- ZITIERTER TEXT -
+ + + + +

Frankreichs Freundschaftsbesuch: Die Macrons in Deutschland
Veröffentlicht 25. Mai 2024Zuletzt aktualisiert 26. Mai 2024Der letzte Staatsbesuch eines französischen Präsidenten in Deutschland war im Jahr 2000, damals kam Jaques Chirac. Das ist sehr lange her für zwei Länder, die sich so eng verbunden fühlen. Doch die lange Pause hat politisch nichts zu bedeuten. Denn die Regierungschefs und Fachminister beider Länder treffen sich regelmäßig alle paar Monate. Auch Emmanuel Macron war während seiner Amtszeit als Präsident schon häufiger in Deutschland.
Bei einem Staatsbesuch steht auch gar nicht die Politik, sondern die Begegnung mit Land und Leuten im Vordergrund. Gastgeber ist nicht der Bundeskanzler, sondern der Bundespräsident. Stationen der Reise des Präsidentenpaars sind neben Berlin auch Dresden und Münster, wo Emmanuel Macron mit dem Internationalen Preis des Westfälischen Friedens ausgezeichnet werden soll.

+ + + + +

- DATENBLOCK -
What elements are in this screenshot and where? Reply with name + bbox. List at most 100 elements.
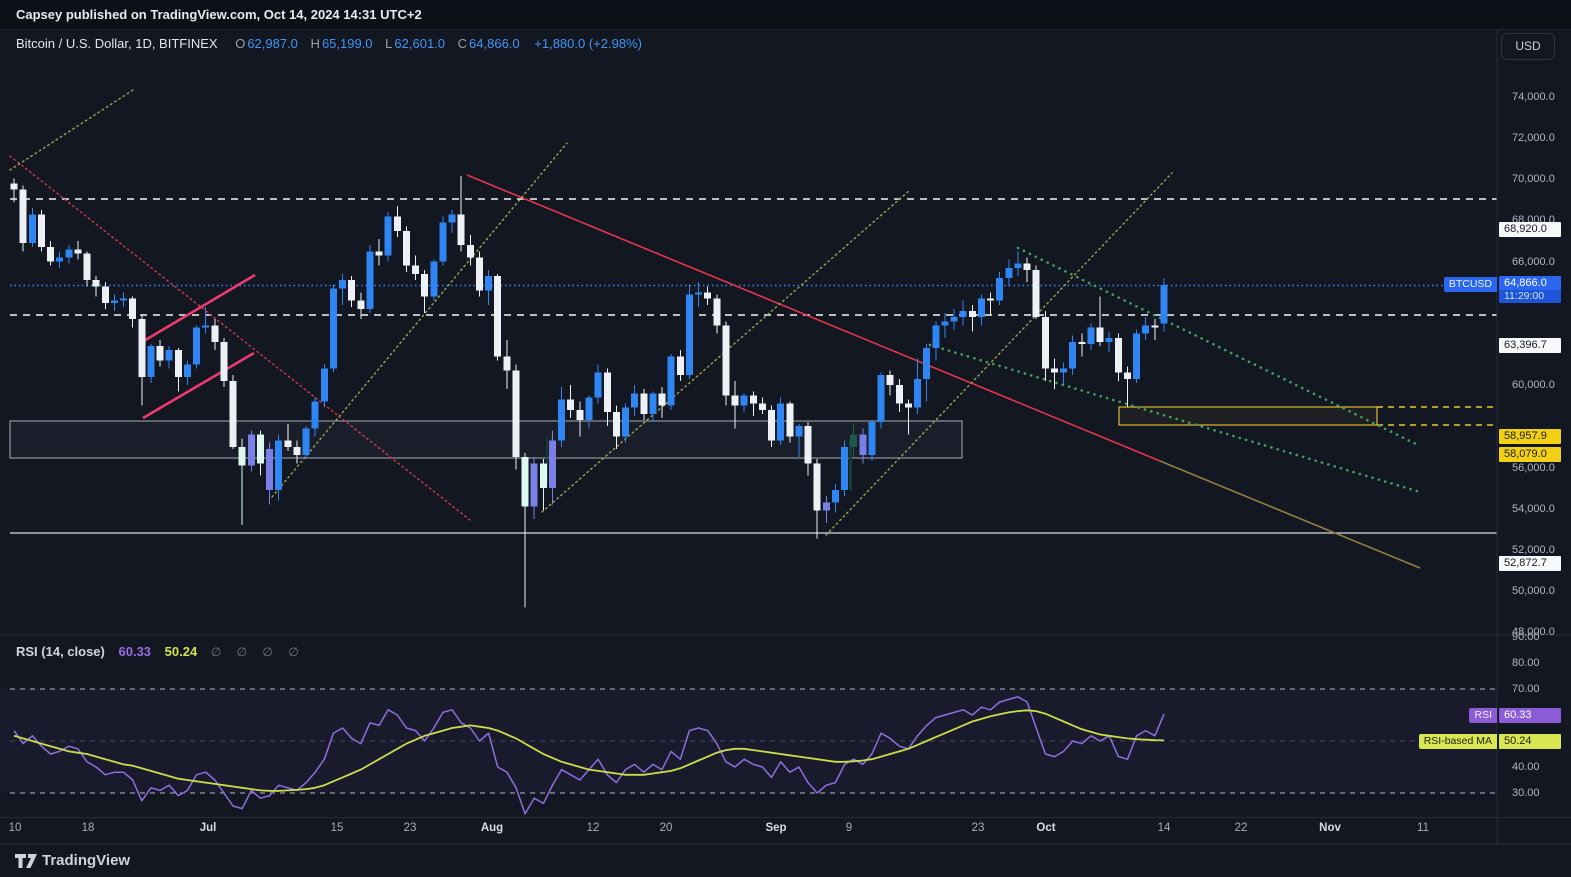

+ + + + +

- AUFGABEN -
1 – In welchem Jahr war laut dem Text über den Staatsbesuch der Macrons zuletzt ein französischer Präsident auf Staatsbesuch in Deutschland?
2 – Schreibe den Text über den Staatsbesuch der Macrons im Anschluss an seinen letzten Satz weiter.
Die Daten spielen hierfür keine Rolle.

- LÖSUNGEN -
1 – Im Jahr 2000.

2 –
Eigentlich sollten Emmanuel und Brigitte Macron im vergangenen Juli nach Deutschland kommen, der Präsident sagte damals aber wegen der Unruhen in Frankreich ab. Sehr viel ruhiger ist es für Macron auch jetzt nicht: Die Europawahl steht vor der Tür, und in Frankreich dürfte nach Umfragen der rechtspopulistische Rassemblement National von Marine Le Pen stärkste Partei werden.
Außerdem hat eine Umfrage für das Eurobarometer im Februar eine deutliche EU-Müdigkeit unter den Franzosen gezeigt. Demnach genießt zum Beispiel das Europaparlament von allen 27 EU-Nationen in Frankreich das geringste Ansehen - ausgerechnet in dem Land, in dem das Parlament tagt und das zusammen mit Deutschland als Motor der EU gilt.
Emmanuel Macron: "Europa kann sterben"
"Unser Europa kann sterben" - mit diesen aufrüttelnden Worten hatte Macron vor einem Monat an der Pariser Universität Sorbonne für mehr Souveränität und mehr gemeinsame Verteidigung für Europa geworben - simultan auf deutsch übersetzt.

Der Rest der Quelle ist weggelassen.